Source data section start

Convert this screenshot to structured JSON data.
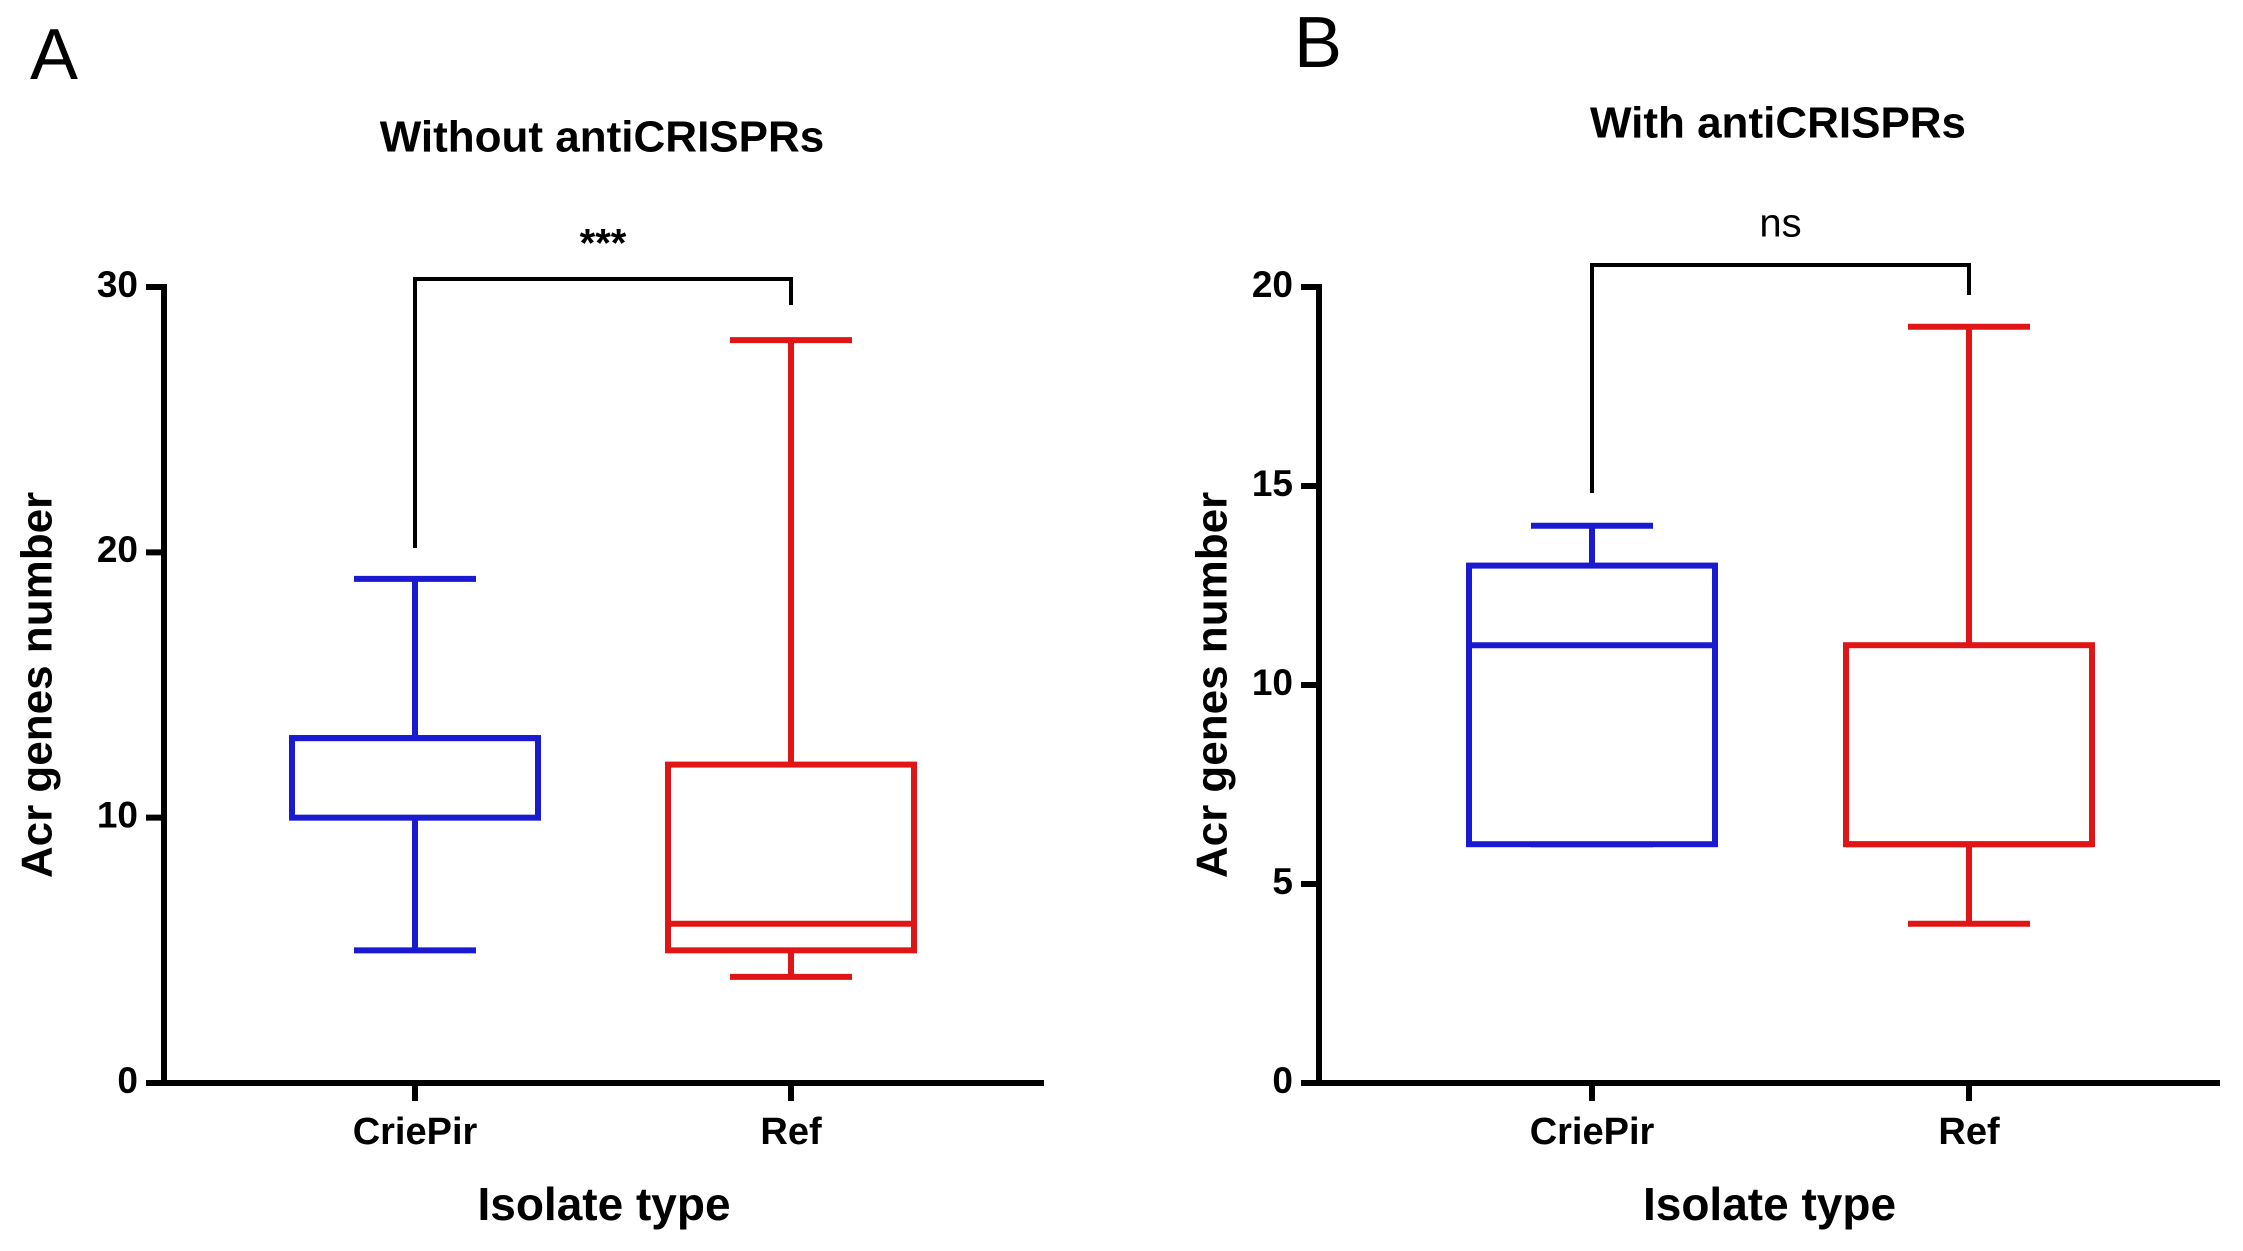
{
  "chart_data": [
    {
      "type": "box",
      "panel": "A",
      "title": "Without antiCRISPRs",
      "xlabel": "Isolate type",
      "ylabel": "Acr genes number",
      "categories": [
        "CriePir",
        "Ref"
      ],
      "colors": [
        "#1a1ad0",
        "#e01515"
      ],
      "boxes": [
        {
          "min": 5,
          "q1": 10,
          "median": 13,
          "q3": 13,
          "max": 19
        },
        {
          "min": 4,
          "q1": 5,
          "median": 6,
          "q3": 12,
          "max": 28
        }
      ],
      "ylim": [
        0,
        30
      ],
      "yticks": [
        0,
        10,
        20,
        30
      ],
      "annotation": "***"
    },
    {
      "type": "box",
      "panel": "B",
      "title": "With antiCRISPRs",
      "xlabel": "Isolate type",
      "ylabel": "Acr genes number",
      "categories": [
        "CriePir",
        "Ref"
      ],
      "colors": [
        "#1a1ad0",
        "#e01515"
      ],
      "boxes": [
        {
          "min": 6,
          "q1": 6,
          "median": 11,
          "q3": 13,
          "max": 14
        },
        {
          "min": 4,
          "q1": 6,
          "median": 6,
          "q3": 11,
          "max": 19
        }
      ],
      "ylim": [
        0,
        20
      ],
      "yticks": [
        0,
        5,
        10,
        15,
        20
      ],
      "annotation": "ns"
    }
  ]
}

Source data section end

### Exercise
Your answer is all of the records restated word for word, pictures excluded.

### Written solution
Convert this screenshot to structured JSON data.
{
  "chart_data": [
    {
      "type": "box",
      "panel": "A",
      "title": "Without antiCRISPRs",
      "xlabel": "Isolate type",
      "ylabel": "Acr genes number",
      "categories": [
        "CriePir",
        "Ref"
      ],
      "colors": [
        "#1a1ad0",
        "#e01515"
      ],
      "boxes": [
        {
          "min": 5,
          "q1": 10,
          "median": 13,
          "q3": 13,
          "max": 19
        },
        {
          "min": 4,
          "q1": 5,
          "median": 6,
          "q3": 12,
          "max": 28
        }
      ],
      "ylim": [
        0,
        30
      ],
      "yticks": [
        0,
        10,
        20,
        30
      ],
      "annotation": "***"
    },
    {
      "type": "box",
      "panel": "B",
      "title": "With antiCRISPRs",
      "xlabel": "Isolate type",
      "ylabel": "Acr genes number",
      "categories": [
        "CriePir",
        "Ref"
      ],
      "colors": [
        "#1a1ad0",
        "#e01515"
      ],
      "boxes": [
        {
          "min": 6,
          "q1": 6,
          "median": 11,
          "q3": 13,
          "max": 14
        },
        {
          "min": 4,
          "q1": 6,
          "median": 6,
          "q3": 11,
          "max": 19
        }
      ],
      "ylim": [
        0,
        20
      ],
      "yticks": [
        0,
        5,
        10,
        15,
        20
      ],
      "annotation": "ns"
    }
  ]
}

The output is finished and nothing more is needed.